━━ Data supplied

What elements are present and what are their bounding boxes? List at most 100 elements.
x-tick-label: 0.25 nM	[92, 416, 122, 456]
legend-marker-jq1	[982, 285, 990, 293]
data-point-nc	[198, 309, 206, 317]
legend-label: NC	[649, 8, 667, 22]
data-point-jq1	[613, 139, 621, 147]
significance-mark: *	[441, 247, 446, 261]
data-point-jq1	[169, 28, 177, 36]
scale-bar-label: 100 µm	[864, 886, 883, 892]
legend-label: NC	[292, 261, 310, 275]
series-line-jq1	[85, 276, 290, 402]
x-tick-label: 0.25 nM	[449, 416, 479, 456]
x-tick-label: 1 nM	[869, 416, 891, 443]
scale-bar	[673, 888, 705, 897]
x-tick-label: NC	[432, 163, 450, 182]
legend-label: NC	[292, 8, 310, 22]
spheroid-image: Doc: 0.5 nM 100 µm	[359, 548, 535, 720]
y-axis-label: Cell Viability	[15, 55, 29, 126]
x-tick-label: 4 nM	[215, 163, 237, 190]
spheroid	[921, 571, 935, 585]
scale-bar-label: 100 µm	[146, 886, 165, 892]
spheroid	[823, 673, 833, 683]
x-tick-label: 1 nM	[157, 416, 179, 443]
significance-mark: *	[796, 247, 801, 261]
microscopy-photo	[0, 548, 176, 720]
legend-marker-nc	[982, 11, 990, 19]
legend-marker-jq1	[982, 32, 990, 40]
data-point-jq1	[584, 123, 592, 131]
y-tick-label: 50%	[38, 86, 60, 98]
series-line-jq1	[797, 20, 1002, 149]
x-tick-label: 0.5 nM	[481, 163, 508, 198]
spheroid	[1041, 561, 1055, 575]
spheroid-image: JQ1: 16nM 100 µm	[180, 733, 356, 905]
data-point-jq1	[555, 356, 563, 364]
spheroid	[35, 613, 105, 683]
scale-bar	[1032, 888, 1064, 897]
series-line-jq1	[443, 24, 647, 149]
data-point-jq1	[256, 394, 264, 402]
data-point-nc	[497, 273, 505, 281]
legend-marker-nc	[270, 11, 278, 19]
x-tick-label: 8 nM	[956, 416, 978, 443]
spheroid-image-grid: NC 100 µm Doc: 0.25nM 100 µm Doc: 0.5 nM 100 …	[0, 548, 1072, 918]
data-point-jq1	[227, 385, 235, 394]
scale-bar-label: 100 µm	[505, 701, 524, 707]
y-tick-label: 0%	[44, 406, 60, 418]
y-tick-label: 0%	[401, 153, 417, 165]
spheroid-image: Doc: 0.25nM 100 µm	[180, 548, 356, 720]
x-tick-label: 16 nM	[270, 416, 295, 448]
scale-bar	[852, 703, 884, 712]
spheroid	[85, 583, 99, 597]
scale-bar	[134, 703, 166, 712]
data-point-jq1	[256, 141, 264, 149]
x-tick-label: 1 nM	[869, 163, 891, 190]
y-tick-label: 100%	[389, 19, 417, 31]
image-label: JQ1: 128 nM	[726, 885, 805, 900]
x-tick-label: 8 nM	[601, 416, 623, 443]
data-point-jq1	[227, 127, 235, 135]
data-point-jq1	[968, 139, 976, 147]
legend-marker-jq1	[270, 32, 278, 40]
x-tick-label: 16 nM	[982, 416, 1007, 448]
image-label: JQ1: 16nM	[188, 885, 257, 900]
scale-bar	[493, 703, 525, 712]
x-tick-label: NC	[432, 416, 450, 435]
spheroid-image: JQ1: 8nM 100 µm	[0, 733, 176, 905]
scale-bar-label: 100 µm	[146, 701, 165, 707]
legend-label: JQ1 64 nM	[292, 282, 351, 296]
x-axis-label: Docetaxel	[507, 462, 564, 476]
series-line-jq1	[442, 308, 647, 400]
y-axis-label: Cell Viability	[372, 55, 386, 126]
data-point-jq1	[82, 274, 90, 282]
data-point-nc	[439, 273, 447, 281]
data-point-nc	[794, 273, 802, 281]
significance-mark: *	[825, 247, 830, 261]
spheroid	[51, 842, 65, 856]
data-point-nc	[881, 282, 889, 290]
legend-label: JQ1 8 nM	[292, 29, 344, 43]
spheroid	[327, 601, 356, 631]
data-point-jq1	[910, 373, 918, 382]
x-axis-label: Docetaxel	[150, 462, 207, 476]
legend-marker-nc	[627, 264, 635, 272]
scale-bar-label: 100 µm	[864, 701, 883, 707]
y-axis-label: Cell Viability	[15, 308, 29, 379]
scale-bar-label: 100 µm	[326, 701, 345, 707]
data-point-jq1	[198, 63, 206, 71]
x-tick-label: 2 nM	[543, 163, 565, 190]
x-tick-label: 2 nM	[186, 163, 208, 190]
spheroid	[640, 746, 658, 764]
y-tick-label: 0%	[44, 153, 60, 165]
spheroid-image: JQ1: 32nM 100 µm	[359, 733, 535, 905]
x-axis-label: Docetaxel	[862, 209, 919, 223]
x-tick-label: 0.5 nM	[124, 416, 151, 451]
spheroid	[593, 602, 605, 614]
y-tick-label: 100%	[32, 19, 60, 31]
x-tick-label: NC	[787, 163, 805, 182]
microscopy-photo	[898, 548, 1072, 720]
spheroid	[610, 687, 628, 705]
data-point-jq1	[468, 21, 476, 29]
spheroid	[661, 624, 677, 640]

━━━━

• **What you should do**:
Change every "Cell Viability" in the entries above to "Relative Viability", and reproduce all the lines with nothing else altered.

• **Output for this exercise**:
What elements are present and what are their bounding boxes? List at most 100 elements.
x-tick-label: 0.25 nM	[92, 416, 122, 456]
legend-marker-jq1	[982, 285, 990, 293]
data-point-nc	[198, 309, 206, 317]
legend-label: NC	[649, 8, 667, 22]
data-point-jq1	[613, 139, 621, 147]
significance-mark: *	[441, 247, 446, 261]
data-point-jq1	[169, 28, 177, 36]
scale-bar-label: 100 µm	[864, 886, 883, 892]
legend-label: NC	[292, 261, 310, 275]
series-line-jq1	[85, 276, 290, 402]
x-tick-label: 0.25 nM	[449, 416, 479, 456]
x-tick-label: 1 nM	[869, 416, 891, 443]
scale-bar	[673, 888, 705, 897]
x-tick-label: NC	[432, 163, 450, 182]
legend-label: NC	[292, 8, 310, 22]
spheroid-image: Doc: 0.5 nM 100 µm	[359, 548, 535, 720]
y-axis-label: Relative Viability	[15, 55, 29, 126]
x-tick-label: 4 nM	[215, 163, 237, 190]
spheroid	[921, 571, 935, 585]
scale-bar-label: 100 µm	[146, 886, 165, 892]
spheroid	[823, 673, 833, 683]
x-tick-label: 1 nM	[157, 416, 179, 443]
significance-mark: *	[796, 247, 801, 261]
microscopy-photo	[0, 548, 176, 720]
legend-marker-nc	[982, 11, 990, 19]
legend-marker-jq1	[982, 32, 990, 40]
data-point-jq1	[584, 123, 592, 131]
y-tick-label: 50%	[38, 86, 60, 98]
series-line-jq1	[797, 20, 1002, 149]
x-tick-label: 0.5 nM	[481, 163, 508, 198]
spheroid	[1041, 561, 1055, 575]
spheroid-image: JQ1: 16nM 100 µm	[180, 733, 356, 905]
data-point-jq1	[555, 356, 563, 364]
spheroid	[35, 613, 105, 683]
scale-bar	[1032, 888, 1064, 897]
series-line-jq1	[443, 24, 647, 149]
data-point-jq1	[256, 394, 264, 402]
data-point-nc	[497, 273, 505, 281]
legend-marker-nc	[270, 11, 278, 19]
x-tick-label: 8 nM	[956, 416, 978, 443]
spheroid-image-grid: NC 100 µm Doc: 0.25nM 100 µm Doc: 0.5 nM 100 …	[0, 548, 1072, 918]
data-point-jq1	[227, 385, 235, 394]
scale-bar-label: 100 µm	[505, 701, 524, 707]
y-tick-label: 0%	[44, 406, 60, 418]
y-tick-label: 0%	[401, 153, 417, 165]
spheroid-image: Doc: 0.25nM 100 µm	[180, 548, 356, 720]
x-tick-label: 16 nM	[270, 416, 295, 448]
scale-bar	[852, 703, 884, 712]
spheroid	[85, 583, 99, 597]
scale-bar	[134, 703, 166, 712]
data-point-jq1	[256, 141, 264, 149]
x-tick-label: 1 nM	[869, 163, 891, 190]
y-tick-label: 100%	[389, 19, 417, 31]
image-label: JQ1: 128 nM	[726, 885, 805, 900]
x-tick-label: 8 nM	[601, 416, 623, 443]
data-point-jq1	[227, 127, 235, 135]
data-point-jq1	[968, 139, 976, 147]
legend-marker-jq1	[270, 32, 278, 40]
x-tick-label: 16 nM	[982, 416, 1007, 448]
image-label: JQ1: 16nM	[188, 885, 257, 900]
scale-bar	[493, 703, 525, 712]
x-tick-label: NC	[432, 416, 450, 435]
spheroid-image: JQ1: 8nM 100 µm	[0, 733, 176, 905]
scale-bar-label: 100 µm	[146, 701, 165, 707]
legend-label: JQ1 64 nM	[292, 282, 351, 296]
x-axis-label: Docetaxel	[507, 462, 564, 476]
series-line-jq1	[442, 308, 647, 400]
y-axis-label: Relative Viability	[372, 55, 386, 126]
data-point-jq1	[82, 274, 90, 282]
data-point-nc	[439, 273, 447, 281]
data-point-nc	[794, 273, 802, 281]
significance-mark: *	[825, 247, 830, 261]
spheroid	[51, 842, 65, 856]
data-point-nc	[881, 282, 889, 290]
legend-label: JQ1 8 nM	[292, 29, 344, 43]
spheroid	[327, 601, 356, 631]
data-point-jq1	[910, 373, 918, 382]
x-axis-label: Docetaxel	[150, 462, 207, 476]
legend-marker-nc	[627, 264, 635, 272]
scale-bar-label: 100 µm	[864, 701, 883, 707]
y-axis-label: Relative Viability	[15, 308, 29, 379]
scale-bar-label: 100 µm	[326, 701, 345, 707]
data-point-jq1	[198, 63, 206, 71]
x-tick-label: 2 nM	[543, 163, 565, 190]
x-tick-label: 2 nM	[186, 163, 208, 190]
spheroid	[640, 746, 658, 764]
y-tick-label: 0%	[44, 153, 60, 165]
spheroid-image: JQ1: 32nM 100 µm	[359, 733, 535, 905]
x-axis-label: Docetaxel	[862, 209, 919, 223]
x-tick-label: 0.5 nM	[124, 416, 151, 451]
spheroid	[593, 602, 605, 614]
y-tick-label: 100%	[32, 19, 60, 31]
x-tick-label: NC	[787, 163, 805, 182]
microscopy-photo	[898, 548, 1072, 720]
spheroid	[610, 687, 628, 705]
data-point-jq1	[468, 21, 476, 29]
spheroid	[661, 624, 677, 640]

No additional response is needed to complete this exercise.